Record extracts:

_ _ _

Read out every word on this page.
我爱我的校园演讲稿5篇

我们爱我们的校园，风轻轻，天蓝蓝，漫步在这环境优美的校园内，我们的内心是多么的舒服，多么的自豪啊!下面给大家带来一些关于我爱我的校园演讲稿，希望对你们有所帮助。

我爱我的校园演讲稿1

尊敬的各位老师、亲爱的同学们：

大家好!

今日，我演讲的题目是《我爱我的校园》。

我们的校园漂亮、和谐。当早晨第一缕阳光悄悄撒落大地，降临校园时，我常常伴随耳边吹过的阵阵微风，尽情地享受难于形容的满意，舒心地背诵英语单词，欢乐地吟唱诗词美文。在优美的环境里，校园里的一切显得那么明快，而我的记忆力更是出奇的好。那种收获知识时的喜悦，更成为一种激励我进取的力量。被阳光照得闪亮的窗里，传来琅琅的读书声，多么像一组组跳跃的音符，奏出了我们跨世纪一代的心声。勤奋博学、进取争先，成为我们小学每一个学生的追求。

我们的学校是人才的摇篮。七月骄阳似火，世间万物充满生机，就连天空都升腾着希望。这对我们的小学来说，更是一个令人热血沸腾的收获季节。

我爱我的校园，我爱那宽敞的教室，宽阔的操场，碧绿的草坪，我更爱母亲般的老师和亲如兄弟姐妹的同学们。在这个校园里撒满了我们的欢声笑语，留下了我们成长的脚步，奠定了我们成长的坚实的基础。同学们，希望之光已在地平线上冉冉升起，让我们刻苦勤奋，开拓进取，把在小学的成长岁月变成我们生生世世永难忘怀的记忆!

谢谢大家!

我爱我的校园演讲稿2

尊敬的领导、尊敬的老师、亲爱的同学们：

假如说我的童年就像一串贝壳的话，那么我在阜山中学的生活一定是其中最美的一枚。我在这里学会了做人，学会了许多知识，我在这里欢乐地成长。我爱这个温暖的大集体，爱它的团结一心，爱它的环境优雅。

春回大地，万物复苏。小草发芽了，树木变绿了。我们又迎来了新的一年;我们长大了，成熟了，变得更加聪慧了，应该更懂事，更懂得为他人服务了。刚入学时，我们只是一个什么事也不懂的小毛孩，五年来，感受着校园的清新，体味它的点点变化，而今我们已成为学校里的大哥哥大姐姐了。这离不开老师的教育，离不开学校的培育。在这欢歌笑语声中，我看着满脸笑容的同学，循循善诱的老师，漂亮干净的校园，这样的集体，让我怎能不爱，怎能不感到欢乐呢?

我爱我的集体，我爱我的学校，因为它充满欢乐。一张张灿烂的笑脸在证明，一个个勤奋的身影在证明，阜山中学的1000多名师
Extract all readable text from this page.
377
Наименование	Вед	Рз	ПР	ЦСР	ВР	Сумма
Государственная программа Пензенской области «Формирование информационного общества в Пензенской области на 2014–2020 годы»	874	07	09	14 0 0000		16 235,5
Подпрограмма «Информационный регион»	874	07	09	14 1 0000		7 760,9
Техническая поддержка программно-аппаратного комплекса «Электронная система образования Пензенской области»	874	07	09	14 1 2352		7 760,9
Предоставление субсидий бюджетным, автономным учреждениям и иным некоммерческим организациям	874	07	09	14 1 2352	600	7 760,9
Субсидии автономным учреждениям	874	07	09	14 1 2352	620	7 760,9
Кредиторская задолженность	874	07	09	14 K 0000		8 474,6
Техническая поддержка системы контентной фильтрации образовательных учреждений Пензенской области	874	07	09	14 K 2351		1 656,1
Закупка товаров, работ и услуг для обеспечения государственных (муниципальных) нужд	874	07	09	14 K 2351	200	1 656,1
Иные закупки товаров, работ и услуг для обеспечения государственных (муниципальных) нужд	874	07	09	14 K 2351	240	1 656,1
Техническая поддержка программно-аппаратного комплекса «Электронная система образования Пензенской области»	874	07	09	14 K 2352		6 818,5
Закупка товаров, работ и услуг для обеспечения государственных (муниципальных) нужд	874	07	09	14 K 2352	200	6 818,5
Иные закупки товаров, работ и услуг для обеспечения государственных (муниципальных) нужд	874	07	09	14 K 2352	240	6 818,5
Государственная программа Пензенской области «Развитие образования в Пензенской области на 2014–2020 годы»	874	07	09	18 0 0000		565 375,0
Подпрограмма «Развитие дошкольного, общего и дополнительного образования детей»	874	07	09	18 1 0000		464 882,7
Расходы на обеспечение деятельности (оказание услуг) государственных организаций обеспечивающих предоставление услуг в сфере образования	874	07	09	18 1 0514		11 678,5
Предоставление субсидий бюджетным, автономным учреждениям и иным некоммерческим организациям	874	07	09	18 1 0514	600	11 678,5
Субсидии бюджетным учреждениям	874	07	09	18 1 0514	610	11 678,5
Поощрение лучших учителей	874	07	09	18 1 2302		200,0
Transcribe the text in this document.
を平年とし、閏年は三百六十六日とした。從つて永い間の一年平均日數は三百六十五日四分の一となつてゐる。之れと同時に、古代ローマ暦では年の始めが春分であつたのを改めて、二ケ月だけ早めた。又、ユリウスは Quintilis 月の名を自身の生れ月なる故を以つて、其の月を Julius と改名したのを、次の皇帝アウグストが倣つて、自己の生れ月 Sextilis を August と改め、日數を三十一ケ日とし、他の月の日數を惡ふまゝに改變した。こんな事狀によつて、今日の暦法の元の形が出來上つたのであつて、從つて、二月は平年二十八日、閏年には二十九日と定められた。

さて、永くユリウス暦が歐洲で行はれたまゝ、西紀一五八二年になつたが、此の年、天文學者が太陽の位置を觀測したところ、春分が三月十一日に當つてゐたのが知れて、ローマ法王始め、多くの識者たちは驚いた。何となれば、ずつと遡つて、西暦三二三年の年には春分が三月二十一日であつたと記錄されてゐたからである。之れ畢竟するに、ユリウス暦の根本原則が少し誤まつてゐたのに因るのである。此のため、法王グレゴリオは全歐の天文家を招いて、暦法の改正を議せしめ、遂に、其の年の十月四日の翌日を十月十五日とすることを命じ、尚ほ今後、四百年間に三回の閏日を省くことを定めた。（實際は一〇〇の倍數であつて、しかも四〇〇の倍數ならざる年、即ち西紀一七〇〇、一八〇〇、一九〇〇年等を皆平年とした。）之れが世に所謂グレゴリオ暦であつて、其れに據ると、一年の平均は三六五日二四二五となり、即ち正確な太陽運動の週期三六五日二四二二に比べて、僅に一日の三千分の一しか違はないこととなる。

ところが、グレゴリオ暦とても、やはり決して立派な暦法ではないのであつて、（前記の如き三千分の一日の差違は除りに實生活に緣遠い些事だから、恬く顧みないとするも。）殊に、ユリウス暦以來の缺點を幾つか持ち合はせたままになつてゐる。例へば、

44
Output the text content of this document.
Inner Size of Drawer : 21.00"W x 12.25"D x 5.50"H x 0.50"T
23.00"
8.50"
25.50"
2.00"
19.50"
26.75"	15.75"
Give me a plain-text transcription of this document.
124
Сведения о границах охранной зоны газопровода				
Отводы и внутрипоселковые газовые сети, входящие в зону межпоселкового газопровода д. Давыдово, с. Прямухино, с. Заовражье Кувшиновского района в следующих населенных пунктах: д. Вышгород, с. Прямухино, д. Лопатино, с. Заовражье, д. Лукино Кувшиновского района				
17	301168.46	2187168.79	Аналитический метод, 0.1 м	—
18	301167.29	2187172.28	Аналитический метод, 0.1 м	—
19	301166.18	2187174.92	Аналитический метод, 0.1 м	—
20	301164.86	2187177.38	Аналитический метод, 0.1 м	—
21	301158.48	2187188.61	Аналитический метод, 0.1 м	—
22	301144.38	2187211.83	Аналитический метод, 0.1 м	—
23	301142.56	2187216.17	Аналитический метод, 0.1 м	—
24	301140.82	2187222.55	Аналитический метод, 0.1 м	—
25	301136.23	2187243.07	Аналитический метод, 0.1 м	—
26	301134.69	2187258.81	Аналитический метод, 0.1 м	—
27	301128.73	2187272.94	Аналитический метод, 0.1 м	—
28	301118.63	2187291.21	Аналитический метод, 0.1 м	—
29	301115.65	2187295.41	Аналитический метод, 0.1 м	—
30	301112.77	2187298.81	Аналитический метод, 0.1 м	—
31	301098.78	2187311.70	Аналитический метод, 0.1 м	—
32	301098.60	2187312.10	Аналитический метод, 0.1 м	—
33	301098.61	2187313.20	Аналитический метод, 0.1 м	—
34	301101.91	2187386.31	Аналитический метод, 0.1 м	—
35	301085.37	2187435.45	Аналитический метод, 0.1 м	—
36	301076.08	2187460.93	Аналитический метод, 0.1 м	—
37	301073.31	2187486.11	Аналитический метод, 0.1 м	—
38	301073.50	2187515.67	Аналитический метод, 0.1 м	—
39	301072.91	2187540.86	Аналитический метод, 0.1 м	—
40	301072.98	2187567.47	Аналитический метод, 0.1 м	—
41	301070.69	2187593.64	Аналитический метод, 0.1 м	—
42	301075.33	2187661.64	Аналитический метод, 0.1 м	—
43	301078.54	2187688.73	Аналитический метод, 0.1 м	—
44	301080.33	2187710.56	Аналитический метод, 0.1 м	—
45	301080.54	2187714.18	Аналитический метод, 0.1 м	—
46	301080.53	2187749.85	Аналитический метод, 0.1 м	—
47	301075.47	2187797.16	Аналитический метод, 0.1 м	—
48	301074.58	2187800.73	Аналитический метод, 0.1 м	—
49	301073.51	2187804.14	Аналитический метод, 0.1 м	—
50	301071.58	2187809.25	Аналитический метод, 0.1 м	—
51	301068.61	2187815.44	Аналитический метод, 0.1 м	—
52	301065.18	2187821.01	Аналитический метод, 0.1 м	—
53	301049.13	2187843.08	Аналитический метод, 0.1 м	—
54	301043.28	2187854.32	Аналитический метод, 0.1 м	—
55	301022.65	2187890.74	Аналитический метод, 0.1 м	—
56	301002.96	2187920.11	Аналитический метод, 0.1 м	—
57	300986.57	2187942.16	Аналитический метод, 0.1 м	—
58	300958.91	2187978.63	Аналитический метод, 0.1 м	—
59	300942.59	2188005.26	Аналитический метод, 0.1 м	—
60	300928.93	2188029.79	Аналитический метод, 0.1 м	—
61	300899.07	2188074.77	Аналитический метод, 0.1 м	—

_ _ _

Description of the task: Report how many lines of the records above contain the word "обеспечения", and give only that number.

Task response: 4